_Extracted data entries_:
■ ■ ■
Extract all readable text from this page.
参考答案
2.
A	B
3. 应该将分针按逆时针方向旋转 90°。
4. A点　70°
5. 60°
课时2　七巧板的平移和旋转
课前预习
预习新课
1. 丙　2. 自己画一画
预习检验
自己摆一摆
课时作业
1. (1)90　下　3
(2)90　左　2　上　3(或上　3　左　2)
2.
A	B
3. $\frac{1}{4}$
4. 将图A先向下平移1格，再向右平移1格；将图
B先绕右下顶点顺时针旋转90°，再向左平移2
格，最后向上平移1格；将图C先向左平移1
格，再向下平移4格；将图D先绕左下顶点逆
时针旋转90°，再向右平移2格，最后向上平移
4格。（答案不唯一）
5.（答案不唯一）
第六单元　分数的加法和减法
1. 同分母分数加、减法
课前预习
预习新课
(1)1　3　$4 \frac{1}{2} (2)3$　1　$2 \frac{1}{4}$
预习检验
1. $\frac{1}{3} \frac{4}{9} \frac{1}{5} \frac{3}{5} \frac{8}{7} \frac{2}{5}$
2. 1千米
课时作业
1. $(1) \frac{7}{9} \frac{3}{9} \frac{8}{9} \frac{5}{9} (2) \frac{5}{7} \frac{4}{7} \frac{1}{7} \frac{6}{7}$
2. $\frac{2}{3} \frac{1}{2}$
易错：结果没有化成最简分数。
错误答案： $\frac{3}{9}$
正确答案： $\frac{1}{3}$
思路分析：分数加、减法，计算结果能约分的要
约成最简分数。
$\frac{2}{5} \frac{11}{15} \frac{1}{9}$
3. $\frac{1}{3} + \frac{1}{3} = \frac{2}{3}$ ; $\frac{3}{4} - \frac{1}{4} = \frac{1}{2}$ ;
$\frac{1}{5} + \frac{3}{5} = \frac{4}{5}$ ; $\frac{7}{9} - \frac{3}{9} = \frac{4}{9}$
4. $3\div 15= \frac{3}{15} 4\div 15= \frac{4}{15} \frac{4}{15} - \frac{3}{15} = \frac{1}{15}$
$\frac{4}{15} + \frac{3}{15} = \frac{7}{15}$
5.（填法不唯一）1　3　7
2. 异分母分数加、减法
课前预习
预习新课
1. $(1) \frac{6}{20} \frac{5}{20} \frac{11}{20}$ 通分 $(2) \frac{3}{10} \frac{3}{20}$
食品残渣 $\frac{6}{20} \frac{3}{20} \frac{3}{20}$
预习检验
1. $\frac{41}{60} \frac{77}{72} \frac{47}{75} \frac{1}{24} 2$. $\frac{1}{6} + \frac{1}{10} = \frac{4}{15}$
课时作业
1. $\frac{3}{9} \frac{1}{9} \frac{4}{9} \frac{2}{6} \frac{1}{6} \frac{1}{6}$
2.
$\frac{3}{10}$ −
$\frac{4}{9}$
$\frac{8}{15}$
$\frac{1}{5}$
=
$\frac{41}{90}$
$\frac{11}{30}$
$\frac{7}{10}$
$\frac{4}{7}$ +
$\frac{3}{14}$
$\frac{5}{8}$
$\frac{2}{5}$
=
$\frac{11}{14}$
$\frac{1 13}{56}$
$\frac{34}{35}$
■ ■ ■
_REQUEST_:
Copy out the data shown above without altering anything.

_TASK OUTPUT_:
Extract all readable text from this page.
参考答案
2.
A	B
3. 应该将分针按逆时针方向旋转 90°。
4. A点　70°
5. 60°
课时2　七巧板的平移和旋转
课前预习
预习新课
1. 丙　2. 自己画一画
预习检验
自己摆一摆
课时作业
1. (1)90　下　3
(2)90　左　2　上　3(或上　3　左　2)
2.
A	B
3. $\frac{1}{4}$
4. 将图A先向下平移1格，再向右平移1格；将图
B先绕右下顶点顺时针旋转90°，再向左平移2
格，最后向上平移1格；将图C先向左平移1
格，再向下平移4格；将图D先绕左下顶点逆
时针旋转90°，再向右平移2格，最后向上平移
4格。（答案不唯一）
5.（答案不唯一）
第六单元　分数的加法和减法
1. 同分母分数加、减法
课前预习
预习新课
(1)1　3　$4 \frac{1}{2} (2)3$　1　$2 \frac{1}{4}$
预习检验
1. $\frac{1}{3} \frac{4}{9} \frac{1}{5} \frac{3}{5} \frac{8}{7} \frac{2}{5}$
2. 1千米
课时作业
1. $(1) \frac{7}{9} \frac{3}{9} \frac{8}{9} \frac{5}{9} (2) \frac{5}{7} \frac{4}{7} \frac{1}{7} \frac{6}{7}$
2. $\frac{2}{3} \frac{1}{2}$
易错：结果没有化成最简分数。
错误答案： $\frac{3}{9}$
正确答案： $\frac{1}{3}$
思路分析：分数加、减法，计算结果能约分的要
约成最简分数。
$\frac{2}{5} \frac{11}{15} \frac{1}{9}$
3. $\frac{1}{3} + \frac{1}{3} = \frac{2}{3}$ ; $\frac{3}{4} - \frac{1}{4} = \frac{1}{2}$ ;
$\frac{1}{5} + \frac{3}{5} = \frac{4}{5}$ ; $\frac{7}{9} - \frac{3}{9} = \frac{4}{9}$
4. $3\div 15= \frac{3}{15} 4\div 15= \frac{4}{15} \frac{4}{15} - \frac{3}{15} = \frac{1}{15}$
$\frac{4}{15} + \frac{3}{15} = \frac{7}{15}$
5.（填法不唯一）1　3　7
2. 异分母分数加、减法
课前预习
预习新课
1. $(1) \frac{6}{20} \frac{5}{20} \frac{11}{20}$ 通分 $(2) \frac{3}{10} \frac{3}{20}$
食品残渣 $\frac{6}{20} \frac{3}{20} \frac{3}{20}$
预习检验
1. $\frac{41}{60} \frac{77}{72} \frac{47}{75} \frac{1}{24} 2$. $\frac{1}{6} + \frac{1}{10} = \frac{4}{15}$
课时作业
1. $\frac{3}{9} \frac{1}{9} \frac{4}{9} \frac{2}{6} \frac{1}{6} \frac{1}{6}$
2.
$\frac{3}{10}$ −
$\frac{4}{9}$
$\frac{8}{15}$
$\frac{1}{5}$
=
$\frac{41}{90}$
$\frac{11}{30}$
$\frac{7}{10}$
$\frac{4}{7}$ +
$\frac{3}{14}$
$\frac{5}{8}$
$\frac{2}{5}$
=
$\frac{11}{14}$
$\frac{1 13}{56}$
$\frac{34}{35}$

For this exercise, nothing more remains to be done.